## EXERCISE PROMPT
Repeat the data word for word. Do not include the pictures.

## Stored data
********************

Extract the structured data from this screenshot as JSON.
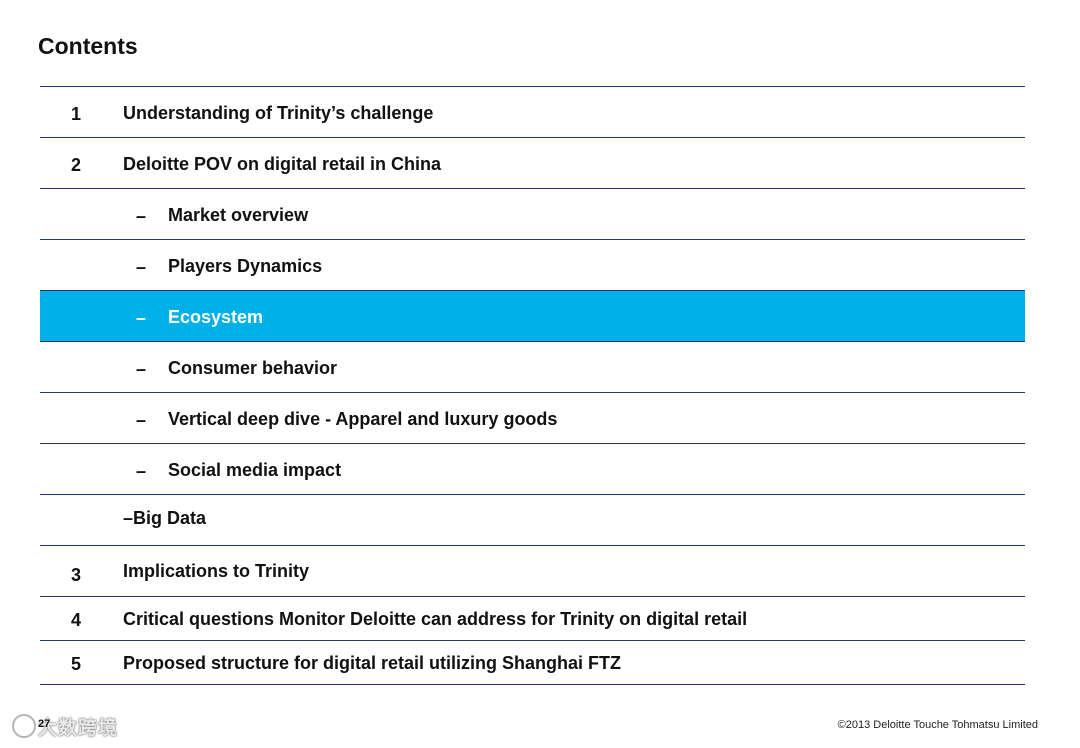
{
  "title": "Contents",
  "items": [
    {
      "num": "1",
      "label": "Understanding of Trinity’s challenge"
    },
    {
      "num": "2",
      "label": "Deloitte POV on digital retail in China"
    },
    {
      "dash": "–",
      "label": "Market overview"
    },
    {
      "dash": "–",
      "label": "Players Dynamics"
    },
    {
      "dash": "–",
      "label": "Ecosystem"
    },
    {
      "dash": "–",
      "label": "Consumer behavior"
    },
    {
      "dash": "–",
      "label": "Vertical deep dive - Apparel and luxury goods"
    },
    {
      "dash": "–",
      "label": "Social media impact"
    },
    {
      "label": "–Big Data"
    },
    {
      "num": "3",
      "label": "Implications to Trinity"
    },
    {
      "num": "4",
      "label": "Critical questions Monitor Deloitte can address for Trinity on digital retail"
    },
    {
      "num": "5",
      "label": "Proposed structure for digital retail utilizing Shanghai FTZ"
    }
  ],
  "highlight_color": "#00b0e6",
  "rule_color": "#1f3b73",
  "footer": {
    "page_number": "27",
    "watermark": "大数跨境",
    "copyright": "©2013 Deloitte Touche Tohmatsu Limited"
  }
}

********************

## THE RESULT
Extract the structured data from this screenshot as JSON.
{
  "title": "Contents",
  "items": [
    {
      "num": "1",
      "label": "Understanding of Trinity’s challenge"
    },
    {
      "num": "2",
      "label": "Deloitte POV on digital retail in China"
    },
    {
      "dash": "–",
      "label": "Market overview"
    },
    {
      "dash": "–",
      "label": "Players Dynamics"
    },
    {
      "dash": "–",
      "label": "Ecosystem"
    },
    {
      "dash": "–",
      "label": "Consumer behavior"
    },
    {
      "dash": "–",
      "label": "Vertical deep dive - Apparel and luxury goods"
    },
    {
      "dash": "–",
      "label": "Social media impact"
    },
    {
      "label": "–Big Data"
    },
    {
      "num": "3",
      "label": "Implications to Trinity"
    },
    {
      "num": "4",
      "label": "Critical questions Monitor Deloitte can address for Trinity on digital retail"
    },
    {
      "num": "5",
      "label": "Proposed structure for digital retail utilizing Shanghai FTZ"
    }
  ],
  "highlight_color": "#00b0e6",
  "rule_color": "#1f3b73",
  "footer": {
    "page_number": "27",
    "watermark": "大数跨境",
    "copyright": "©2013 Deloitte Touche Tohmatsu Limited"
  }
}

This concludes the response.